--- start Supplied data ---

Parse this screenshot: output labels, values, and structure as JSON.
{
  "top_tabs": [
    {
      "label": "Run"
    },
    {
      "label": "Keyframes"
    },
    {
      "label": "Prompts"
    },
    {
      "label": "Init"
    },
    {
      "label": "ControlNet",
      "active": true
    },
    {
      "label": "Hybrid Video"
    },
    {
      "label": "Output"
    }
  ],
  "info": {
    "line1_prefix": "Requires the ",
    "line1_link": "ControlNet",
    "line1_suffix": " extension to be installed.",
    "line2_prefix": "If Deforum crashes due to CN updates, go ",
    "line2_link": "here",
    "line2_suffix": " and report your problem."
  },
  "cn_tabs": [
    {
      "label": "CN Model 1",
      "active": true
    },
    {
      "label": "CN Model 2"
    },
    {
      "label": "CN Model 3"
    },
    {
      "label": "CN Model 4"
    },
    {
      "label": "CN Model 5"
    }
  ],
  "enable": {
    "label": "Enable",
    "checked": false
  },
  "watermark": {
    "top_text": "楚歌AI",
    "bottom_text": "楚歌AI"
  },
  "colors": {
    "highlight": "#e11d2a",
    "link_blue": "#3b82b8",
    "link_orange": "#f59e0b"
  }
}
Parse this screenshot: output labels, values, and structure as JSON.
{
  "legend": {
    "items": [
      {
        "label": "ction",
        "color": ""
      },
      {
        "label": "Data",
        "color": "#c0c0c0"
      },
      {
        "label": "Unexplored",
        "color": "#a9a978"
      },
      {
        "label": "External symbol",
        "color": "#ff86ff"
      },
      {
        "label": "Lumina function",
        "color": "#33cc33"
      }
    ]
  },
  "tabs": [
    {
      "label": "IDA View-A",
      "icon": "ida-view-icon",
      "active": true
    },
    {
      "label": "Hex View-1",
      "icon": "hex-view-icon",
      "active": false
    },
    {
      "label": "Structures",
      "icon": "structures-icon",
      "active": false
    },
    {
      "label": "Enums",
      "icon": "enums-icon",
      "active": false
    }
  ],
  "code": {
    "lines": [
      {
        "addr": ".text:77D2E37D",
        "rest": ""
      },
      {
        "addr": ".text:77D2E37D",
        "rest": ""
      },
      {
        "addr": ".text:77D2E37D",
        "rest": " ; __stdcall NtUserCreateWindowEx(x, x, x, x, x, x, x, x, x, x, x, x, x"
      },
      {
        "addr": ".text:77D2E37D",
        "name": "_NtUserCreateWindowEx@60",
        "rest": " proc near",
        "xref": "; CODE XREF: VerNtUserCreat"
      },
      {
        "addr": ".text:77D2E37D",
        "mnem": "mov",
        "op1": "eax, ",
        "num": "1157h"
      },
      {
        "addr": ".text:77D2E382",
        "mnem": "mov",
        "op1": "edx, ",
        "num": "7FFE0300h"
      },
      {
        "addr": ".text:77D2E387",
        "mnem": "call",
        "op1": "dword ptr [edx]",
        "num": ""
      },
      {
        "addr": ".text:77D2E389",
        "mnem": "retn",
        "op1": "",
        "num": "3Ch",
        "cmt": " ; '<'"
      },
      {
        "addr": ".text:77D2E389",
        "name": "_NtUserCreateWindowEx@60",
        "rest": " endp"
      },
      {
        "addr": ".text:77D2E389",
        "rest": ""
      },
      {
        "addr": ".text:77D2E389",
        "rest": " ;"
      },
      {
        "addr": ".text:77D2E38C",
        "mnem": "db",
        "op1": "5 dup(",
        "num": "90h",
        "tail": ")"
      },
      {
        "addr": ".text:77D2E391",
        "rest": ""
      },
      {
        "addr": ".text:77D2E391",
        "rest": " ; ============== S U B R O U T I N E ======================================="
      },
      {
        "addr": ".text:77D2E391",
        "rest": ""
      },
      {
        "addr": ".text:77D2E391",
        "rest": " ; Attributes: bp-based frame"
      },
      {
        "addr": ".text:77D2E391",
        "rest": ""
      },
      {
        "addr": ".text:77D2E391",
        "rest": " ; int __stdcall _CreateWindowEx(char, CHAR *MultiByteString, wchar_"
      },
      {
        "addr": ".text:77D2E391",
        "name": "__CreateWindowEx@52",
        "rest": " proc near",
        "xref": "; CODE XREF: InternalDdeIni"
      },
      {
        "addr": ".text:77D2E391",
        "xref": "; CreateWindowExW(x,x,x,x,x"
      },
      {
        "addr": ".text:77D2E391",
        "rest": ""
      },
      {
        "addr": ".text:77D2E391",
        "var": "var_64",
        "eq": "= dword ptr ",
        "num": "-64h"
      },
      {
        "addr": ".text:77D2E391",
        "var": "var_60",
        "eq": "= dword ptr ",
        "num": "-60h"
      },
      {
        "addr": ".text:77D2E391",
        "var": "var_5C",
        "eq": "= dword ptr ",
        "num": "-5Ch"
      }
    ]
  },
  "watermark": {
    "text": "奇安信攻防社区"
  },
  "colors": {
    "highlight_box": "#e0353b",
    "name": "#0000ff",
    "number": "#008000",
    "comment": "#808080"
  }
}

--- end Supplied data ---

(Work instructions)
All of the data needs to be printed once more, exactly.

(Full solution)
Parse this screenshot: output labels, values, and structure as JSON.
{
  "top_tabs": [
    {
      "label": "Run"
    },
    {
      "label": "Keyframes"
    },
    {
      "label": "Prompts"
    },
    {
      "label": "Init"
    },
    {
      "label": "ControlNet",
      "active": true
    },
    {
      "label": "Hybrid Video"
    },
    {
      "label": "Output"
    }
  ],
  "info": {
    "line1_prefix": "Requires the ",
    "line1_link": "ControlNet",
    "line1_suffix": " extension to be installed.",
    "line2_prefix": "If Deforum crashes due to CN updates, go ",
    "line2_link": "here",
    "line2_suffix": " and report your problem."
  },
  "cn_tabs": [
    {
      "label": "CN Model 1",
      "active": true
    },
    {
      "label": "CN Model 2"
    },
    {
      "label": "CN Model 3"
    },
    {
      "label": "CN Model 4"
    },
    {
      "label": "CN Model 5"
    }
  ],
  "enable": {
    "label": "Enable",
    "checked": false
  },
  "watermark": {
    "top_text": "楚歌AI",
    "bottom_text": "楚歌AI"
  },
  "colors": {
    "highlight": "#e11d2a",
    "link_blue": "#3b82b8",
    "link_orange": "#f59e0b"
  }
}
Parse this screenshot: output labels, values, and structure as JSON.
{
  "legend": {
    "items": [
      {
        "label": "ction",
        "color": ""
      },
      {
        "label": "Data",
        "color": "#c0c0c0"
      },
      {
        "label": "Unexplored",
        "color": "#a9a978"
      },
      {
        "label": "External symbol",
        "color": "#ff86ff"
      },
      {
        "label": "Lumina function",
        "color": "#33cc33"
      }
    ]
  },
  "tabs": [
    {
      "label": "IDA View-A",
      "icon": "ida-view-icon",
      "active": true
    },
    {
      "label": "Hex View-1",
      "icon": "hex-view-icon",
      "active": false
    },
    {
      "label": "Structures",
      "icon": "structures-icon",
      "active": false
    },
    {
      "label": "Enums",
      "icon": "enums-icon",
      "active": false
    }
  ],
  "code": {
    "lines": [
      {
        "addr": ".text:77D2E37D",
        "rest": ""
      },
      {
        "addr": ".text:77D2E37D",
        "rest": ""
      },
      {
        "addr": ".text:77D2E37D",
        "rest": " ; __stdcall NtUserCreateWindowEx(x, x, x, x, x, x, x, x, x, x, x, x, x"
      },
      {
        "addr": ".text:77D2E37D",
        "name": "_NtUserCreateWindowEx@60",
        "rest": " proc near",
        "xref": "; CODE XREF: VerNtUserCreat"
      },
      {
        "addr": ".text:77D2E37D",
        "mnem": "mov",
        "op1": "eax, ",
        "num": "1157h"
      },
      {
        "addr": ".text:77D2E382",
        "mnem": "mov",
        "op1": "edx, ",
        "num": "7FFE0300h"
      },
      {
        "addr": ".text:77D2E387",
        "mnem": "call",
        "op1": "dword ptr [edx]",
        "num": ""
      },
      {
        "addr": ".text:77D2E389",
        "mnem": "retn",
        "op1": "",
        "num": "3Ch",
        "cmt": " ; '<'"
      },
      {
        "addr": ".text:77D2E389",
        "name": "_NtUserCreateWindowEx@60",
        "rest": " endp"
      },
      {
        "addr": ".text:77D2E389",
        "rest": ""
      },
      {
        "addr": ".text:77D2E389",
        "rest": " ;"
      },
      {
        "addr": ".text:77D2E38C",
        "mnem": "db",
        "op1": "5 dup(",
        "num": "90h",
        "tail": ")"
      },
      {
        "addr": ".text:77D2E391",
        "rest": ""
      },
      {
        "addr": ".text:77D2E391",
        "rest": " ; ============== S U B R O U T I N E ======================================="
      },
      {
        "addr": ".text:77D2E391",
        "rest": ""
      },
      {
        "addr": ".text:77D2E391",
        "rest": " ; Attributes: bp-based frame"
      },
      {
        "addr": ".text:77D2E391",
        "rest": ""
      },
      {
        "addr": ".text:77D2E391",
        "rest": " ; int __stdcall _CreateWindowEx(char, CHAR *MultiByteString, wchar_"
      },
      {
        "addr": ".text:77D2E391",
        "name": "__CreateWindowEx@52",
        "rest": " proc near",
        "xref": "; CODE XREF: InternalDdeIni"
      },
      {
        "addr": ".text:77D2E391",
        "xref": "; CreateWindowExW(x,x,x,x,x"
      },
      {
        "addr": ".text:77D2E391",
        "rest": ""
      },
      {
        "addr": ".text:77D2E391",
        "var": "var_64",
        "eq": "= dword ptr ",
        "num": "-64h"
      },
      {
        "addr": ".text:77D2E391",
        "var": "var_60",
        "eq": "= dword ptr ",
        "num": "-60h"
      },
      {
        "addr": ".text:77D2E391",
        "var": "var_5C",
        "eq": "= dword ptr ",
        "num": "-5Ch"
      }
    ]
  },
  "watermark": {
    "text": "奇安信攻防社区"
  },
  "colors": {
    "highlight_box": "#e0353b",
    "name": "#0000ff",
    "number": "#008000",
    "comment": "#808080"
  }
}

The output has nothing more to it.